Below is a block of records; reproduce all of them exactly and leave out any pictures.

**INFORMATION GIVEN**
====================

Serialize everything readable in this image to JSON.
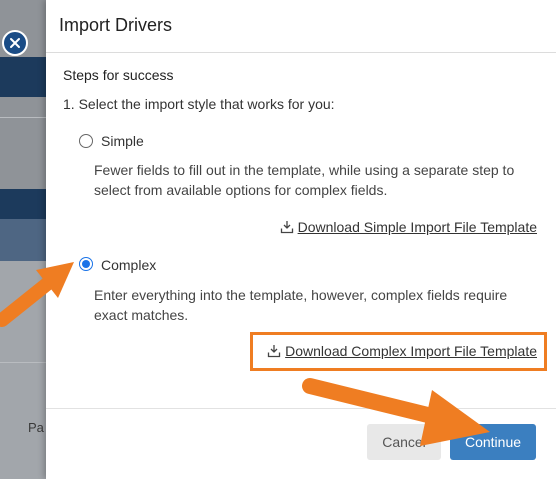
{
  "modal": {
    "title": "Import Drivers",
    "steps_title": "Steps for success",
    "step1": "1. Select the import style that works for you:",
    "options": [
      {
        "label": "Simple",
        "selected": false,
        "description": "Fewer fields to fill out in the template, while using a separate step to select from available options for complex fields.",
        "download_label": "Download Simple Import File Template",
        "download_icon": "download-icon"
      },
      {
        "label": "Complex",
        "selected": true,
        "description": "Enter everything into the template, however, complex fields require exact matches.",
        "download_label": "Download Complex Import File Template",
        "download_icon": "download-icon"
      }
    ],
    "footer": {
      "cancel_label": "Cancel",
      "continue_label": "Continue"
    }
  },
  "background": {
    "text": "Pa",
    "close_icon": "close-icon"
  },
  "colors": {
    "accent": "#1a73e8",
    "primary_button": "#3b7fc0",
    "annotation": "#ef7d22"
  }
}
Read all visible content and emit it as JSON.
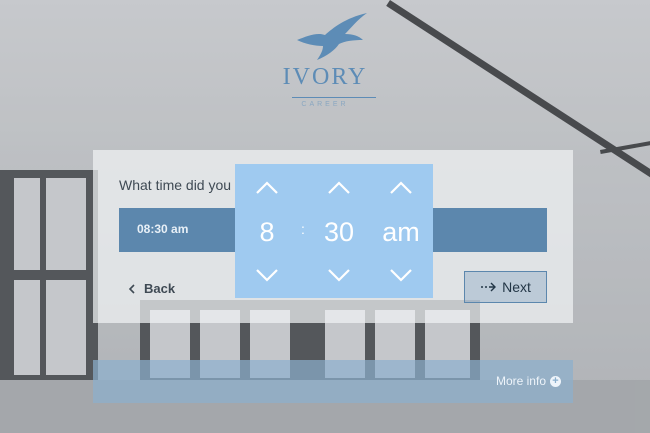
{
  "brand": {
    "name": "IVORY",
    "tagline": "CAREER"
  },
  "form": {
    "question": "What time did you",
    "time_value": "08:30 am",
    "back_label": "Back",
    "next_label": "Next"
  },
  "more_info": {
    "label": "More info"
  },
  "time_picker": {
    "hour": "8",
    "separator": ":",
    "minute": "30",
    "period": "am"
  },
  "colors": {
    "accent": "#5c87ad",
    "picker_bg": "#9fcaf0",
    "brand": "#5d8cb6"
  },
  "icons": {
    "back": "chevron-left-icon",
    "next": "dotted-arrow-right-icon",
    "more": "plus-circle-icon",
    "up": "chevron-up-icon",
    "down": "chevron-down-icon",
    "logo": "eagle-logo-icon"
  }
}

====================

**TASK ANSWER**
Serialize everything readable in this image to JSON.
{
  "modal": {
    "title": "Import Drivers",
    "steps_title": "Steps for success",
    "step1": "1. Select the import style that works for you:",
    "options": [
      {
        "label": "Simple",
        "selected": false,
        "description": "Fewer fields to fill out in the template, while using a separate step to select from available options for complex fields.",
        "download_label": "Download Simple Import File Template",
        "download_icon": "download-icon"
      },
      {
        "label": "Complex",
        "selected": true,
        "description": "Enter everything into the template, however, complex fields require exact matches.",
        "download_label": "Download Complex Import File Template",
        "download_icon": "download-icon"
      }
    ],
    "footer": {
      "cancel_label": "Cancel",
      "continue_label": "Continue"
    }
  },
  "background": {
    "text": "Pa",
    "close_icon": "close-icon"
  },
  "colors": {
    "accent": "#1a73e8",
    "primary_button": "#3b7fc0",
    "annotation": "#ef7d22"
  }
}
Read all visible content and emit it as JSON.
{
  "brand": {
    "name": "IVORY",
    "tagline": "CAREER"
  },
  "form": {
    "question": "What time did you",
    "time_value": "08:30 am",
    "back_label": "Back",
    "next_label": "Next"
  },
  "more_info": {
    "label": "More info"
  },
  "time_picker": {
    "hour": "8",
    "separator": ":",
    "minute": "30",
    "period": "am"
  },
  "colors": {
    "accent": "#5c87ad",
    "picker_bg": "#9fcaf0",
    "brand": "#5d8cb6"
  },
  "icons": {
    "back": "chevron-left-icon",
    "next": "dotted-arrow-right-icon",
    "more": "plus-circle-icon",
    "up": "chevron-up-icon",
    "down": "chevron-down-icon",
    "logo": "eagle-logo-icon"
  }
}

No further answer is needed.